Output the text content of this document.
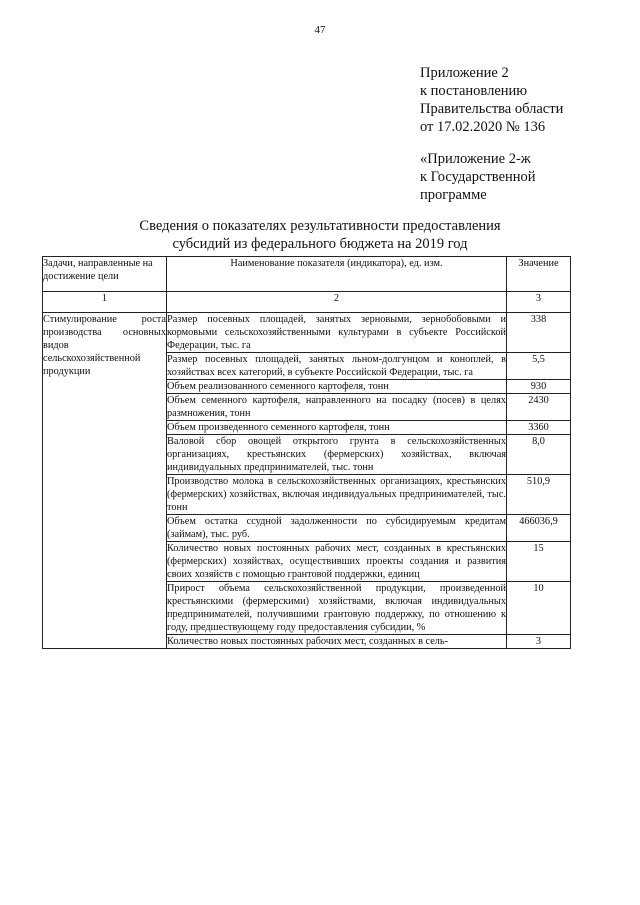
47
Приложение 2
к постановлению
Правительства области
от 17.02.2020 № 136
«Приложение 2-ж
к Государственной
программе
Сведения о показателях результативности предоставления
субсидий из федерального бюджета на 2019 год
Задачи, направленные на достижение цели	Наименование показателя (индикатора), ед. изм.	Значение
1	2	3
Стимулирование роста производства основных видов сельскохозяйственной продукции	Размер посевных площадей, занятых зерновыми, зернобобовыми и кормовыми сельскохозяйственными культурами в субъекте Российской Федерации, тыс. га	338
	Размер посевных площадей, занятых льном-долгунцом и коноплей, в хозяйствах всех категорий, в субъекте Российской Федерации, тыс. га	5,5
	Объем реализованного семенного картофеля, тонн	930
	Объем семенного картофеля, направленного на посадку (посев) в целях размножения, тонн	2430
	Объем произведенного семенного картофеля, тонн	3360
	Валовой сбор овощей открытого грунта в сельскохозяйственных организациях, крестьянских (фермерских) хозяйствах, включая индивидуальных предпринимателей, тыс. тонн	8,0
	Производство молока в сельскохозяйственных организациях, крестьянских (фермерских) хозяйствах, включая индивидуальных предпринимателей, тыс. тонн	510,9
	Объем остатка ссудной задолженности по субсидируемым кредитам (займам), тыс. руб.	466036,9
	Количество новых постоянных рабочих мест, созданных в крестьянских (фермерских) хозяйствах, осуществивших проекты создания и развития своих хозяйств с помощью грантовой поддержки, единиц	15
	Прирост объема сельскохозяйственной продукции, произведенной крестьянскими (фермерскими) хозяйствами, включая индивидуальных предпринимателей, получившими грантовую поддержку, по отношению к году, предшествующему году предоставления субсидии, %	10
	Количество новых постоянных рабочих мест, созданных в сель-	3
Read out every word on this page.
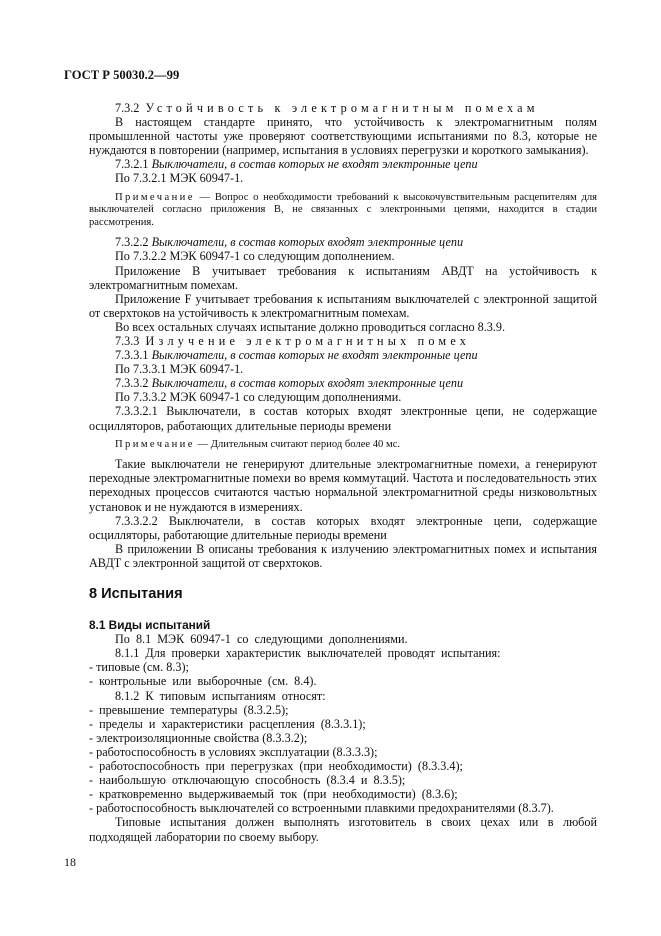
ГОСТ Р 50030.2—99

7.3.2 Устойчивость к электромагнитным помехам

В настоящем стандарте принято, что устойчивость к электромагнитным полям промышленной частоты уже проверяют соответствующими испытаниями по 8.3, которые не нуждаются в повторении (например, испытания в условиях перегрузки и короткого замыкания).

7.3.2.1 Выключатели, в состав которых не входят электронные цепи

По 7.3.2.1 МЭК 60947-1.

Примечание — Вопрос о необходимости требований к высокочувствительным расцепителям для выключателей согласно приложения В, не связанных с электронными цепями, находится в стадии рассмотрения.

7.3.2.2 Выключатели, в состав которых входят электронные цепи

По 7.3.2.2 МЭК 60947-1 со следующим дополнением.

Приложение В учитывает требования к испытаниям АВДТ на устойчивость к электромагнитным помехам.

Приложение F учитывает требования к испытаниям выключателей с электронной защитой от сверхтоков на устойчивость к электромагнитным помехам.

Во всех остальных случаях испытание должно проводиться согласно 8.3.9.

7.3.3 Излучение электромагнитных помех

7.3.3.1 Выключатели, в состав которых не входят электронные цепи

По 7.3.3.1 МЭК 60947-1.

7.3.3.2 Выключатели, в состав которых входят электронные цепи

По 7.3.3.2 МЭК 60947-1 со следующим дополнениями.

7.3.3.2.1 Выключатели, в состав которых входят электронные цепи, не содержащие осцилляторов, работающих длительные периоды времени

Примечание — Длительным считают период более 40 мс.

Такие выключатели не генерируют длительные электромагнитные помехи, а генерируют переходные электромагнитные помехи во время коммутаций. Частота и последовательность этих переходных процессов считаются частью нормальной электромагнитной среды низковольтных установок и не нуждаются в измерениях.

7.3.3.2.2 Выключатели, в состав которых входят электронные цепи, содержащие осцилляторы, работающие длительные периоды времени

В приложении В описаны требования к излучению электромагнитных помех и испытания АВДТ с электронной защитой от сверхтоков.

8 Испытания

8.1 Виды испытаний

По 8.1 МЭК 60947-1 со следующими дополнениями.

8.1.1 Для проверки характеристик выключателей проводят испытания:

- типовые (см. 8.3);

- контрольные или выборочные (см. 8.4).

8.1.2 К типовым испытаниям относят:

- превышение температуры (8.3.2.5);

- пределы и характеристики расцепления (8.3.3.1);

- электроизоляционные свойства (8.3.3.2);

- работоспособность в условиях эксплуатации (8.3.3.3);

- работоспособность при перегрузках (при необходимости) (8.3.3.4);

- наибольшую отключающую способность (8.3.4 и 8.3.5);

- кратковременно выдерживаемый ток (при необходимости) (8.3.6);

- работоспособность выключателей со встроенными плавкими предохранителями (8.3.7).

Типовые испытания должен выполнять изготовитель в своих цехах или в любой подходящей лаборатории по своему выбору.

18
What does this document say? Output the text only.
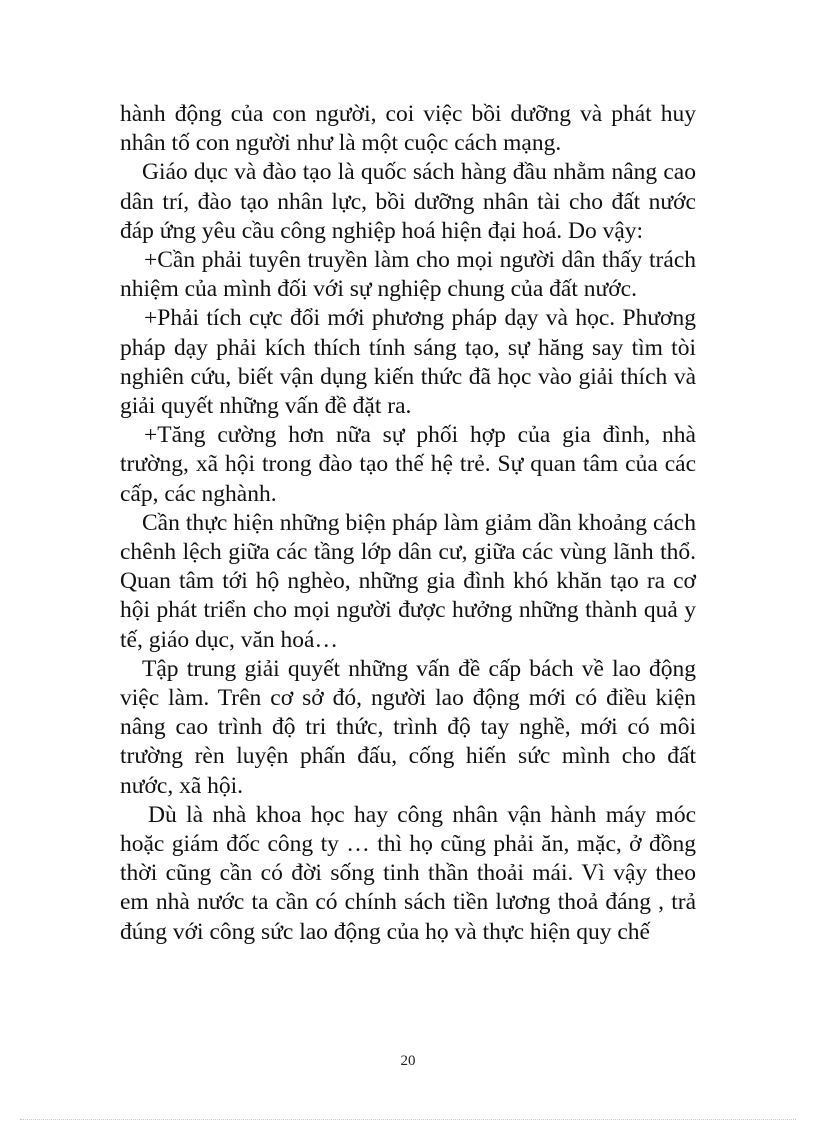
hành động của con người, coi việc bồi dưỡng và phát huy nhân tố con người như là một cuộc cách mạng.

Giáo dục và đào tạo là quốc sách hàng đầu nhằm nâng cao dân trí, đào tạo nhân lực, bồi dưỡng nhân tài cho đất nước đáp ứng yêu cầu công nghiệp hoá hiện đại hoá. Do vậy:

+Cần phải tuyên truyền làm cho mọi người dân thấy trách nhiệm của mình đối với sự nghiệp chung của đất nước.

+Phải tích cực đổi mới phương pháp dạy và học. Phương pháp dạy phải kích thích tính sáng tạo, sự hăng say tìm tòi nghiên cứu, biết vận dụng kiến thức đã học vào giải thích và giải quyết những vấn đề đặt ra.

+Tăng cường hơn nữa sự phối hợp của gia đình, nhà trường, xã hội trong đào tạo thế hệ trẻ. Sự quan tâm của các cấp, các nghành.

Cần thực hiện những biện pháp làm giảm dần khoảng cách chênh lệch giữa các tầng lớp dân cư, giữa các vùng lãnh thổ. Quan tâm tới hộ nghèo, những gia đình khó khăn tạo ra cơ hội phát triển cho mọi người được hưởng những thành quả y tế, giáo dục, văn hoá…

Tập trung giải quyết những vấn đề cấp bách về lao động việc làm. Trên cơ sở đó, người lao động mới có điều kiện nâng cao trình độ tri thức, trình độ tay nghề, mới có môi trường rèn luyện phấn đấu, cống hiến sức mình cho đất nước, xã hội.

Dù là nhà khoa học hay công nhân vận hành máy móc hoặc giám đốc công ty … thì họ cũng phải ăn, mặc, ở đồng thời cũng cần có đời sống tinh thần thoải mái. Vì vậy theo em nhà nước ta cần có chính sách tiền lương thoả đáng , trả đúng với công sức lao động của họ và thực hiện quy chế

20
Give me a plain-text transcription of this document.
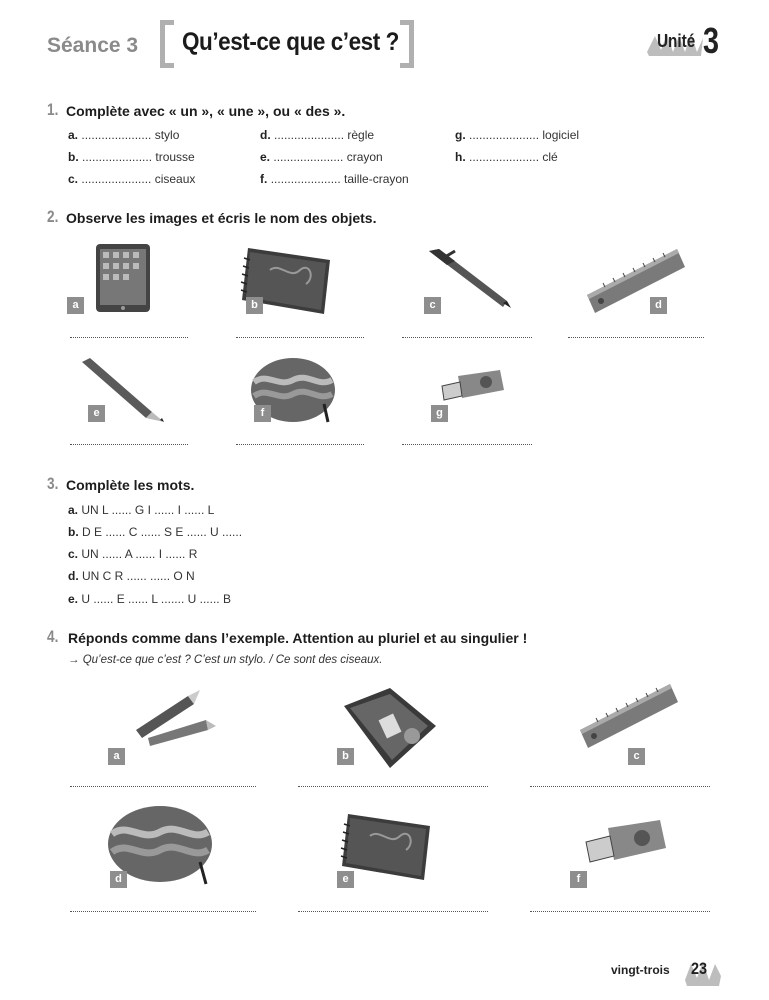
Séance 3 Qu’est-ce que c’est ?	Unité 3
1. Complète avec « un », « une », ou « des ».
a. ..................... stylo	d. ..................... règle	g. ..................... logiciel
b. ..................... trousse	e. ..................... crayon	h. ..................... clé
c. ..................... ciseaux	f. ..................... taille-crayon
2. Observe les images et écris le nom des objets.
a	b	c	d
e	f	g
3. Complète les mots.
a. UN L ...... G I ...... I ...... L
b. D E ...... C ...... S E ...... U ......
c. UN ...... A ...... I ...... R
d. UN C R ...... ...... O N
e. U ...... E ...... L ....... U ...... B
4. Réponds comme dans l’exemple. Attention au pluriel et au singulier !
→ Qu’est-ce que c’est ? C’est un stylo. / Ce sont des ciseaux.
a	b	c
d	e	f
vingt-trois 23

☆ ☆ ☆

=== Directions ===
Strip out the images, then output the records above word for word.

=== Solution to this exercise ===
Output the text content of this document.
47
Приложение 2
к постановлению
Правительства области
от 17.02.2020 № 136
«Приложение 2-ж
к Государственной
программе
Сведения о показателях результативности предоставления
субсидий из федерального бюджета на 2019 год
Задачи, направленные на достижение цели	Наименование показателя (индикатора), ед. изм.	Значение
1	2	3
Стимулирование роста производства основных видов сельскохозяйственной продукции	Размер посевных площадей, занятых зерновыми, зернобобовыми и кормовыми сельскохозяйственными культурами в субъекте Российской Федерации, тыс. га	338
	Размер посевных площадей, занятых льном-долгунцом и коноплей, в хозяйствах всех категорий, в субъекте Российской Федерации, тыс. га	5,5
	Объем реализованного семенного картофеля, тонн	930
	Объем семенного картофеля, направленного на посадку (посев) в целях размножения, тонн	2430
	Объем произведенного семенного картофеля, тонн	3360
	Валовой сбор овощей открытого грунта в сельскохозяйственных организациях, крестьянских (фермерских) хозяйствах, включая индивидуальных предпринимателей, тыс. тонн	8,0
	Производство молока в сельскохозяйственных организациях, крестьянских (фермерских) хозяйствах, включая индивидуальных предпринимателей, тыс. тонн	510,9
	Объем остатка ссудной задолженности по субсидируемым кредитам (займам), тыс. руб.	466036,9
	Количество новых постоянных рабочих мест, созданных в крестьянских (фермерских) хозяйствах, осуществивших проекты создания и развития своих хозяйств с помощью грантовой поддержки, единиц	15
	Прирост объема сельскохозяйственной продукции, произведенной крестьянскими (фермерскими) хозяйствами, включая индивидуальных предпринимателей, получившими грантовую поддержку, по отношению к году, предшествующему году предоставления субсидии, %	10
	Количество новых постоянных рабочих мест, созданных в сель-	3
Read out every word on this page.
ГОСТ Р 50030.2—99

7.3.2 Устойчивость к электромагнитным помехам

В настоящем стандарте принято, что устойчивость к электромагнитным полям промышленной частоты уже проверяют соответствующими испытаниями по 8.3, которые не нуждаются в повторении (например, испытания в условиях перегрузки и короткого замыкания).

7.3.2.1 Выключатели, в состав которых не входят электронные цепи

По 7.3.2.1 МЭК 60947-1.

Примечание — Вопрос о необходимости требований к высокочувствительным расцепителям для выключателей согласно приложения В, не связанных с электронными цепями, находится в стадии рассмотрения.

7.3.2.2 Выключатели, в состав которых входят электронные цепи

По 7.3.2.2 МЭК 60947-1 со следующим дополнением.

Приложение В учитывает требования к испытаниям АВДТ на устойчивость к электромагнитным помехам.

Приложение F учитывает требования к испытаниям выключателей с электронной защитой от сверхтоков на устойчивость к электромагнитным помехам.

Во всех остальных случаях испытание должно проводиться согласно 8.3.9.

7.3.3 Излучение электромагнитных помех

7.3.3.1 Выключатели, в состав которых не входят электронные цепи

По 7.3.3.1 МЭК 60947-1.

7.3.3.2 Выключатели, в состав которых входят электронные цепи

По 7.3.3.2 МЭК 60947-1 со следующим дополнениями.

7.3.3.2.1 Выключатели, в состав которых входят электронные цепи, не содержащие осцилляторов, работающих длительные периоды времени

Примечание — Длительным считают период более 40 мс.

Такие выключатели не генерируют длительные электромагнитные помехи, а генерируют переходные электромагнитные помехи во время коммутаций. Частота и последовательность этих переходных процессов считаются частью нормальной электромагнитной среды низковольтных установок и не нуждаются в измерениях.

7.3.3.2.2 Выключатели, в состав которых входят электронные цепи, содержащие осцилляторы, работающие длительные периоды времени

В приложении В описаны требования к излучению электромагнитных помех и испытания АВДТ с электронной защитой от сверхтоков.

8 Испытания

8.1 Виды испытаний

По 8.1 МЭК 60947-1 со следующими дополнениями.

8.1.1 Для проверки характеристик выключателей проводят испытания:

- типовые (см. 8.3);

- контрольные или выборочные (см. 8.4).

8.1.2 К типовым испытаниям относят:

- превышение температуры (8.3.2.5);

- пределы и характеристики расцепления (8.3.3.1);

- электроизоляционные свойства (8.3.3.2);

- работоспособность в условиях эксплуатации (8.3.3.3);

- работоспособность при перегрузках (при необходимости) (8.3.3.4);

- наибольшую отключающую способность (8.3.4 и 8.3.5);

- кратковременно выдерживаемый ток (при необходимости) (8.3.6);

- работоспособность выключателей со встроенными плавкими предохранителями (8.3.7).

Типовые испытания должен выполнять изготовитель в своих цехах или в любой подходящей лаборатории по своему выбору.

18
What does this document say? Output the text only.
hành động của con người, coi việc bồi dưỡng và phát huy nhân tố con người như là một cuộc cách mạng.

Giáo dục và đào tạo là quốc sách hàng đầu nhằm nâng cao dân trí, đào tạo nhân lực, bồi dưỡng nhân tài cho đất nước đáp ứng yêu cầu công nghiệp hoá hiện đại hoá. Do vậy:

+Cần phải tuyên truyền làm cho mọi người dân thấy trách nhiệm của mình đối với sự nghiệp chung của đất nước.

+Phải tích cực đổi mới phương pháp dạy và học. Phương pháp dạy phải kích thích tính sáng tạo, sự hăng say tìm tòi nghiên cứu, biết vận dụng kiến thức đã học vào giải thích và giải quyết những vấn đề đặt ra.

+Tăng cường hơn nữa sự phối hợp của gia đình, nhà trường, xã hội trong đào tạo thế hệ trẻ. Sự quan tâm của các cấp, các nghành.

Cần thực hiện những biện pháp làm giảm dần khoảng cách chênh lệch giữa các tầng lớp dân cư, giữa các vùng lãnh thổ. Quan tâm tới hộ nghèo, những gia đình khó khăn tạo ra cơ hội phát triển cho mọi người được hưởng những thành quả y tế, giáo dục, văn hoá…

Tập trung giải quyết những vấn đề cấp bách về lao động việc làm. Trên cơ sở đó, người lao động mới có điều kiện nâng cao trình độ tri thức, trình độ tay nghề, mới có môi trường rèn luyện phấn đấu, cống hiến sức mình cho đất nước, xã hội.

Dù là nhà khoa học hay công nhân vận hành máy móc hoặc giám đốc công ty … thì họ cũng phải ăn, mặc, ở đồng thời cũng cần có đời sống tinh thần thoải mái. Vì vậy theo em nhà nước ta cần có chính sách tiền lương thoả đáng , trả đúng với công sức lao động của họ và thực hiện quy chế

20
Give me a plain-text transcription of this document.
Séance 3 Qu’est-ce que c’est ?	Unité 3
1. Complète avec « un », « une », ou « des ».
a. ..................... stylo	d. ..................... règle	g. ..................... logiciel
b. ..................... trousse	e. ..................... crayon	h. ..................... clé
c. ..................... ciseaux	f. ..................... taille-crayon
2. Observe les images et écris le nom des objets.
a	b	c	d
e	f	g
3. Complète les mots.
a. UN L ...... G I ...... I ...... L
b. D E ...... C ...... S E ...... U ......
c. UN ...... A ...... I ...... R
d. UN C R ...... ...... O N
e. U ...... E ...... L ....... U ...... B
4. Réponds comme dans l’exemple. Attention au pluriel et au singulier !
→ Qu’est-ce que c’est ? C’est un stylo. / Ce sont des ciseaux.
a	b	c
d	e	f
vingt-trois 23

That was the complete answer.